──────── SOURCE TEXT

Failure rate varies according to industry, and so do the main reasons for failure. But no matter what the industry is, here are six common mistakes people make when they’re starting a side business, and how to avoid them:

1. Nobody needs your product

We all have good ideas. Especially in the shower. But not all good ideas are practical, and not all practical ideas are profitable. You need to be very honest with yourself and ask the right questions when you pitch your idea to other people. If you don’t, they’ll mostly tell you that your idea is good and congratulate you on it. That’s not information you can leverage into anything. That’s barely even information.

Market studies are a must for starting a business, yet I’m continually impressed by how many startup owners either don’t do them or don’t do them right. Asking your friends and family is a start, but it’s about 1% of the work. In fact, if they aren’t in your target audience, their insight is not even that relevant. You need to be asking your potential customers if they would buy what you’re selling, for how much, and under what circumstances. If they say “yeah, that’s a good idea! I’d buy that”, it’s a great start, but don’t forget to follow up.

“That would be nice to have” is very different from “That would be a game-changer”. How many products do you think would be nice to have, but never bought because you don’t need them that much? I bet a lot. You should be very aware of where your product or services fall on that scale.

────────────────
──────── ENTRIES PROVIDED

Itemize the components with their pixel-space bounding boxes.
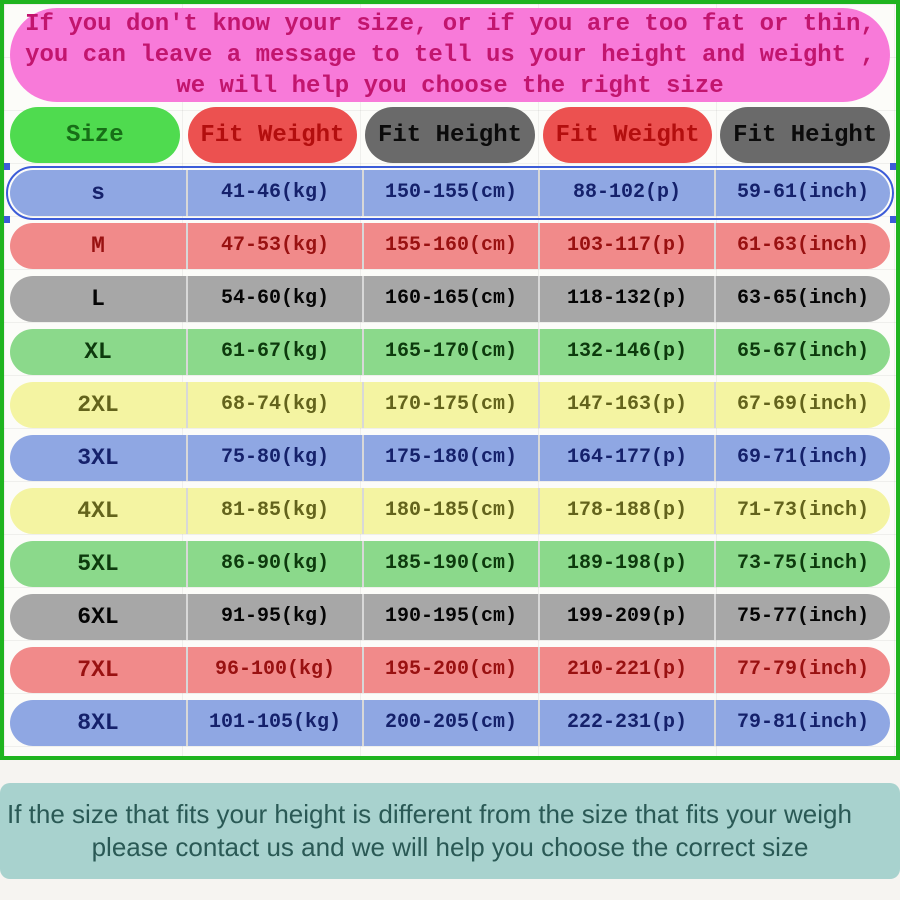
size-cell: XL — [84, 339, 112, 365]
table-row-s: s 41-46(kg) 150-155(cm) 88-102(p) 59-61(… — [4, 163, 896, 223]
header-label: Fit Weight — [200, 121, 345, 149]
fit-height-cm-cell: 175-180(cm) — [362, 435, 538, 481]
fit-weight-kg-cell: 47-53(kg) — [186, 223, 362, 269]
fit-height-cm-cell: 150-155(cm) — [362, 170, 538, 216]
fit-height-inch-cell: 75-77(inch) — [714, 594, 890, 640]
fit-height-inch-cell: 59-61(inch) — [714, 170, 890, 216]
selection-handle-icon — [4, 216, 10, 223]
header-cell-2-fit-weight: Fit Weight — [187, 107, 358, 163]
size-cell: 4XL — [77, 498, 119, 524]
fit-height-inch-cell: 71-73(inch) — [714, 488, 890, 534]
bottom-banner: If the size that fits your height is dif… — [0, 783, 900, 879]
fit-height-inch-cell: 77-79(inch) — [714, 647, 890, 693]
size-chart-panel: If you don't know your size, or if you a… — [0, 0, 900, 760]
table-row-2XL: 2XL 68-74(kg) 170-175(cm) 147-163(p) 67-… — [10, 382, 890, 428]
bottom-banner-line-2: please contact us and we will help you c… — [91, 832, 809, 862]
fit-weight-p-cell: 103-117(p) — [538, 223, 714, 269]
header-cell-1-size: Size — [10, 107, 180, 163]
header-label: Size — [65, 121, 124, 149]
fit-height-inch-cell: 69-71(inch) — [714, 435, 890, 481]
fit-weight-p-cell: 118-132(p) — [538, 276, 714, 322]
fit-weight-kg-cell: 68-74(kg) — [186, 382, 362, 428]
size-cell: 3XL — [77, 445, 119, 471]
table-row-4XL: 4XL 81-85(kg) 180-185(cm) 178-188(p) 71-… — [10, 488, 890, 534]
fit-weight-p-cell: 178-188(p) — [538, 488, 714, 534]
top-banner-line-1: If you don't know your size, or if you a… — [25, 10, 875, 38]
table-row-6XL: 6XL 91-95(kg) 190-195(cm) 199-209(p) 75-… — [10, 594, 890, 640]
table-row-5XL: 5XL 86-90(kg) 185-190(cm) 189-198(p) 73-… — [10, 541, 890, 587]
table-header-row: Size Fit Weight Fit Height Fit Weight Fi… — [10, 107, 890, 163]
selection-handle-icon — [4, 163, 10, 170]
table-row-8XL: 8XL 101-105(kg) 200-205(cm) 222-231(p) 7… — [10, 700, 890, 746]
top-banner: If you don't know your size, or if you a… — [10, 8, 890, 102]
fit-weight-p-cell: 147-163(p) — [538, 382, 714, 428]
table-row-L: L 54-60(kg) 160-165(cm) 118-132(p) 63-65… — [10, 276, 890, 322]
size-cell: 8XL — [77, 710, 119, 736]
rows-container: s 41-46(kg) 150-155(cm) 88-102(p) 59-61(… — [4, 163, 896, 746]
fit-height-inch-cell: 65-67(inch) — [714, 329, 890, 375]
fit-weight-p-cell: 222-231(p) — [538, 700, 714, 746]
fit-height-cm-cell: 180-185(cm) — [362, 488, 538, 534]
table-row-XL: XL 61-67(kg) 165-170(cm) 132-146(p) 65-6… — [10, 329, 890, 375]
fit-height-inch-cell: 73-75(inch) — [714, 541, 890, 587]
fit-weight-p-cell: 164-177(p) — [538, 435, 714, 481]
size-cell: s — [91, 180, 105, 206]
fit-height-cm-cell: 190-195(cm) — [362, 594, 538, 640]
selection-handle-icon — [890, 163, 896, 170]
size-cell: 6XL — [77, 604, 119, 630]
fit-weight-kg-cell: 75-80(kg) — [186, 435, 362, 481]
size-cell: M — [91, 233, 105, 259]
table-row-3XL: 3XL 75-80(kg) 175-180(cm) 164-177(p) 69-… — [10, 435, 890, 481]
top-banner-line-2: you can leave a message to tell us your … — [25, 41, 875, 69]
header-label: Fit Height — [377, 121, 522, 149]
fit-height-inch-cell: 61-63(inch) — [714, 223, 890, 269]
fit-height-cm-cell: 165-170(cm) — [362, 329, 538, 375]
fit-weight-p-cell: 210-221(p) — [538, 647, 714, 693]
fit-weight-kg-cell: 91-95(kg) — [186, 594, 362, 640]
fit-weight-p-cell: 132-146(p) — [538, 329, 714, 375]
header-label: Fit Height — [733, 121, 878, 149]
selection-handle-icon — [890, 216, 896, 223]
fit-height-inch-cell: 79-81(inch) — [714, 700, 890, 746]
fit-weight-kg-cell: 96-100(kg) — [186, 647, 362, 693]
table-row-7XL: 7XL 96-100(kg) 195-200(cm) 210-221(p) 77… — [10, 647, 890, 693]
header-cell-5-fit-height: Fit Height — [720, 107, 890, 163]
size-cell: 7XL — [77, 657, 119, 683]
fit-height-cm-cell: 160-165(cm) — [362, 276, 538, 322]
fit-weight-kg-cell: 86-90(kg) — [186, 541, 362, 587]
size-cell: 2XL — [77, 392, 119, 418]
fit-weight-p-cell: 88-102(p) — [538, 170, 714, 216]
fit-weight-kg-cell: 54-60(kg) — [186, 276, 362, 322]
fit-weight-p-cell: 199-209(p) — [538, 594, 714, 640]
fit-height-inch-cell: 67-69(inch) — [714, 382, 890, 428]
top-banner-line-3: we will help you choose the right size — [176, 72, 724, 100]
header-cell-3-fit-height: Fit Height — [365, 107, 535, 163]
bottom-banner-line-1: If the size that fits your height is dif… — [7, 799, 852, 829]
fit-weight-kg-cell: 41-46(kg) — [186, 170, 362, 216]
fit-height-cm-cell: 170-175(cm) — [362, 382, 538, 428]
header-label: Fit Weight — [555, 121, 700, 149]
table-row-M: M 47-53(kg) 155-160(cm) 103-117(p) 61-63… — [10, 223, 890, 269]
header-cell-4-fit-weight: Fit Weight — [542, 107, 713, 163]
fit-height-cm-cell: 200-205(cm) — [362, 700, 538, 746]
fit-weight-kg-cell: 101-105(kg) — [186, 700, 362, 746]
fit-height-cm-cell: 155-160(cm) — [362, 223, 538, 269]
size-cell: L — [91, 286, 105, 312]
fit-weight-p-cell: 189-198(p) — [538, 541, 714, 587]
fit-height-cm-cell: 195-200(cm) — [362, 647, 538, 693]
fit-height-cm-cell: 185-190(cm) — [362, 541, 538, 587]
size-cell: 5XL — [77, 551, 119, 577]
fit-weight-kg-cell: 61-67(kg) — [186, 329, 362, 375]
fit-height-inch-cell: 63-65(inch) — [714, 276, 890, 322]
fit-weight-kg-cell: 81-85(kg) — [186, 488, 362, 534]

────────────────

### [GIVEN INSTRUCTION 1]
In the side business text, about how much of the work does asking friends and family make up?
### [GIVEN INSTRUCTION 2]
Put this sentence from the side business text into Spanish: "But not all good ideas are practical, and not all practical ideas are profitable."
### [GIVEN INSTRUCTION 3]
Extend the side business text, picking up right after its last sentence.

### [FINAL ANSWER 1]
About 1% of the work.

### [FINAL ANSWER 2]
Pero no todas las buenas ideas son prácticas, y no todas las ideas prácticas son rentables.

### [FINAL ANSWER 3]
What we do now, at my side job, is not exactly what we had initially set out to do. It turned out people liked it but didn’t need it that much. That’s not a bad thing! Through the process of finding out they won’t buy your initial product, you can, and should, find out what they’ll buy instead.

2. It's too fluid of an idea

This is where passion might not work in your favor. In simpler times, a baker would open up a bakery, not because he was passionate about bread, but because the village had a need for it and, by providing that product, he would make a profit.

When you’re passionate about something, it’s easy to start dreaming, adding “nice to have” features and fantasizing about how you’ll change an entire industry with your services. You will make bread, the best bread. And croissants. And you’ll have a delivery service. You’ll sell to the general public, but also be a supplier for schools. While you’re at it, to elderly homes. And give some to charity. Actually you should also supply orange juice to all of those. You should have an orchard, and grow the oranges yourself! Maybe you won’t use them all, so you can sell some to supermarkets.

You started out wanting to open a bakery, and find yourself trying to start an agricultural firm. That is also a bakery. That is also a charity.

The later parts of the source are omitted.